### Written request
Filter the entries that follow, copying every line in which the word "files" appears.

(Recorded data)
---*---
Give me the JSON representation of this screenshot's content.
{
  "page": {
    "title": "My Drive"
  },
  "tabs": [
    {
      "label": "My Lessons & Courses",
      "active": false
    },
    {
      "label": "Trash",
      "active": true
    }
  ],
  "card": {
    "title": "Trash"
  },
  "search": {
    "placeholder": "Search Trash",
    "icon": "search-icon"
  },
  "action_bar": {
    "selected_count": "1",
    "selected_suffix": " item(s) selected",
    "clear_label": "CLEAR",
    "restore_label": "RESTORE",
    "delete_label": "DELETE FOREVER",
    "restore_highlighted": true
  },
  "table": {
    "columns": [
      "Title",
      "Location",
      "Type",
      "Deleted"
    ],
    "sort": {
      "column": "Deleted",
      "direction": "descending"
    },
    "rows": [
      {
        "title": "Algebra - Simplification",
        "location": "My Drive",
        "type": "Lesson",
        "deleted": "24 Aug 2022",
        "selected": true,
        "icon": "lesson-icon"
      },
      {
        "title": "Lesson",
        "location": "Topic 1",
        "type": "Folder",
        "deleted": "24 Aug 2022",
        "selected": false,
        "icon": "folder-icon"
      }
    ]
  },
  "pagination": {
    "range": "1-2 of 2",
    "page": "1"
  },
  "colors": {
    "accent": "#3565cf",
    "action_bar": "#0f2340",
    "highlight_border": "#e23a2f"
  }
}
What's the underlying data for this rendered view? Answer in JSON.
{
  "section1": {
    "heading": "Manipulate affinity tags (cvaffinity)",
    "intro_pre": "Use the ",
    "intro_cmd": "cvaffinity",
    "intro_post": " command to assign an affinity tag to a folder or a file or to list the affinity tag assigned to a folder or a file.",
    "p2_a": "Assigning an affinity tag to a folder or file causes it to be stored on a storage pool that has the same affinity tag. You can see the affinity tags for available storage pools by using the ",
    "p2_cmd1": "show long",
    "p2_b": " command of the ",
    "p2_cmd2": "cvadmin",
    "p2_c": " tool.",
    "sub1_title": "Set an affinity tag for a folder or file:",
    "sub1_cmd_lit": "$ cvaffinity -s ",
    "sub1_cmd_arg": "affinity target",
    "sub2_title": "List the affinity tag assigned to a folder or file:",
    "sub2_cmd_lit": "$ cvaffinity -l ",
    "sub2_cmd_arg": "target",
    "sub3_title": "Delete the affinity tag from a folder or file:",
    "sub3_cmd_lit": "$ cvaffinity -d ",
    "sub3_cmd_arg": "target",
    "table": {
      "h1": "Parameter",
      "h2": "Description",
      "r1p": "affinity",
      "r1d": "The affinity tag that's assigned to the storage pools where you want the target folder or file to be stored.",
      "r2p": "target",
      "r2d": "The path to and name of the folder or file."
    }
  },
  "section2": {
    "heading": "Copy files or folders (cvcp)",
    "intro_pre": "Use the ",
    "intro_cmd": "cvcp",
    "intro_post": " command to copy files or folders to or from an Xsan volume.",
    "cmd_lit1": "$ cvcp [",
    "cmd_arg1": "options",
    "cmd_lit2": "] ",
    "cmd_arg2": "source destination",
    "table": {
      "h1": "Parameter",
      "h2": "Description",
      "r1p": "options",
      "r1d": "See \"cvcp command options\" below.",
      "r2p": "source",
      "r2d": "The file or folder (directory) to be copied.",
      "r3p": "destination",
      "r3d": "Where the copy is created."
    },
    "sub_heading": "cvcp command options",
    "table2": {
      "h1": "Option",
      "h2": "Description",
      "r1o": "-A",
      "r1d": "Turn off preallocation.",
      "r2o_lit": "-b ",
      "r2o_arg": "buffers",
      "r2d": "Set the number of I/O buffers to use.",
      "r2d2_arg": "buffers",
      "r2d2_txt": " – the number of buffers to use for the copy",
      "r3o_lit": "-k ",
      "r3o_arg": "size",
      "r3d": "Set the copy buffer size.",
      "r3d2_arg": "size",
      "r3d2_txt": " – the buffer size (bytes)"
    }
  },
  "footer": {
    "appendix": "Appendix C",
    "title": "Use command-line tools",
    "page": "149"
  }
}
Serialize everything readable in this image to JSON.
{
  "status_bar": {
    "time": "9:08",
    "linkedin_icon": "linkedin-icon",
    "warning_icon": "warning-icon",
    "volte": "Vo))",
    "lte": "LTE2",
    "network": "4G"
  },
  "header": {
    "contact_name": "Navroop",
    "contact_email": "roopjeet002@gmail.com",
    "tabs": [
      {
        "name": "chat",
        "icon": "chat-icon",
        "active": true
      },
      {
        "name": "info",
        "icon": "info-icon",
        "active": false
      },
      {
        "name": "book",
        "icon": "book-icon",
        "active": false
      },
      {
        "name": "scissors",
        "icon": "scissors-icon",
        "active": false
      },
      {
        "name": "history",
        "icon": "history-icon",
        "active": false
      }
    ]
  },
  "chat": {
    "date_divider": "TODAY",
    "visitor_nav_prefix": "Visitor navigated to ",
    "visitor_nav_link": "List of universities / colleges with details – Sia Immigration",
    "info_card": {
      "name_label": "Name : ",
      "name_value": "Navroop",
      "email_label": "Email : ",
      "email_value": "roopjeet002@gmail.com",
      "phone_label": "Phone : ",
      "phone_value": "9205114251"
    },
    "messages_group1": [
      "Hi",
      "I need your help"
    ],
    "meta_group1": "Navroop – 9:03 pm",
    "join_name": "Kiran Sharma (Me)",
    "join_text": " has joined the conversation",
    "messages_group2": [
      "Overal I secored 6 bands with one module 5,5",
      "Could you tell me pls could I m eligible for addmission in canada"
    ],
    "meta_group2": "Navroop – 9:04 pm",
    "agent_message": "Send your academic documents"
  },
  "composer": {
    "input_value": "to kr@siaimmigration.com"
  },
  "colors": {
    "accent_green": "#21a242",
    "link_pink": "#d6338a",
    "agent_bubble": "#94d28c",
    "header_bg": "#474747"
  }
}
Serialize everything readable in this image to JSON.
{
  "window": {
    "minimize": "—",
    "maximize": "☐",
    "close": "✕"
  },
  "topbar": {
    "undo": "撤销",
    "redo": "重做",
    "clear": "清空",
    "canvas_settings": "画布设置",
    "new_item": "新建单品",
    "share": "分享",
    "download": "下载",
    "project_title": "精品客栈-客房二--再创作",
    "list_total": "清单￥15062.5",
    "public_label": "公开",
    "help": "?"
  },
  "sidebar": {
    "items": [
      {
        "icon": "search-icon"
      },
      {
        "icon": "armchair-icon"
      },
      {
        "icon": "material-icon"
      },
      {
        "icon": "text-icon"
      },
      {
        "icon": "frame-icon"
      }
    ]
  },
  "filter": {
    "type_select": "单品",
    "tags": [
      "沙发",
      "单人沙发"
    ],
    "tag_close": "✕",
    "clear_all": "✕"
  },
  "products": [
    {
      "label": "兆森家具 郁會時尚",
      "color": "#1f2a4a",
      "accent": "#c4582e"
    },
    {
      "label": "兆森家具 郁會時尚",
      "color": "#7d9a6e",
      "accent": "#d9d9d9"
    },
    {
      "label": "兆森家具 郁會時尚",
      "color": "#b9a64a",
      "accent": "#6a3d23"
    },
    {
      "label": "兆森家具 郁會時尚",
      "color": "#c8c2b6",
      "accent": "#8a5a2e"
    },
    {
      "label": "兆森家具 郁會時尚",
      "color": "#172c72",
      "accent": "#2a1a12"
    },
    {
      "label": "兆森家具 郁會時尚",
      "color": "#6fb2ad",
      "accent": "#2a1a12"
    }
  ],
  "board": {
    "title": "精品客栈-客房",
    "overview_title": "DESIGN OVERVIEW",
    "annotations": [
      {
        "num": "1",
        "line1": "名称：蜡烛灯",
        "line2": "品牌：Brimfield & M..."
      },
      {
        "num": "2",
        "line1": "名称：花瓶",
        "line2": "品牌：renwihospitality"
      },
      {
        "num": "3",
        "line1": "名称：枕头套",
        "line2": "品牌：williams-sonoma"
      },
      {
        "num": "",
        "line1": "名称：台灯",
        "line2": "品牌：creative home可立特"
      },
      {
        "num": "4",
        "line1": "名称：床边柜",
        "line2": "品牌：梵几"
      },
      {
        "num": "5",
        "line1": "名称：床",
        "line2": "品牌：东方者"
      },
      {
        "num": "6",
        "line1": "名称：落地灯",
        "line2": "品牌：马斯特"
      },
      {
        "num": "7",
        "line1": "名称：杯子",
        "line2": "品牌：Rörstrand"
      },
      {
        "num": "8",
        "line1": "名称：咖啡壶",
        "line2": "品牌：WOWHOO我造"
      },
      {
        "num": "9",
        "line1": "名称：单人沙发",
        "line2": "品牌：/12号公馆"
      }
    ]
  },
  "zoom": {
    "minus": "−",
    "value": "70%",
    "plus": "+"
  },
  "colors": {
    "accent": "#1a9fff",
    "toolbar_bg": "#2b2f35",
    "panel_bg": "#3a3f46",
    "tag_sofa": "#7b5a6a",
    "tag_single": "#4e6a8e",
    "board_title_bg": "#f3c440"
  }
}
---*---
### Answer to this task
    "heading": "Copy files or folders (cvcp)",
    "intro_post": " command to copy files or folders to or from an Xsan volume.",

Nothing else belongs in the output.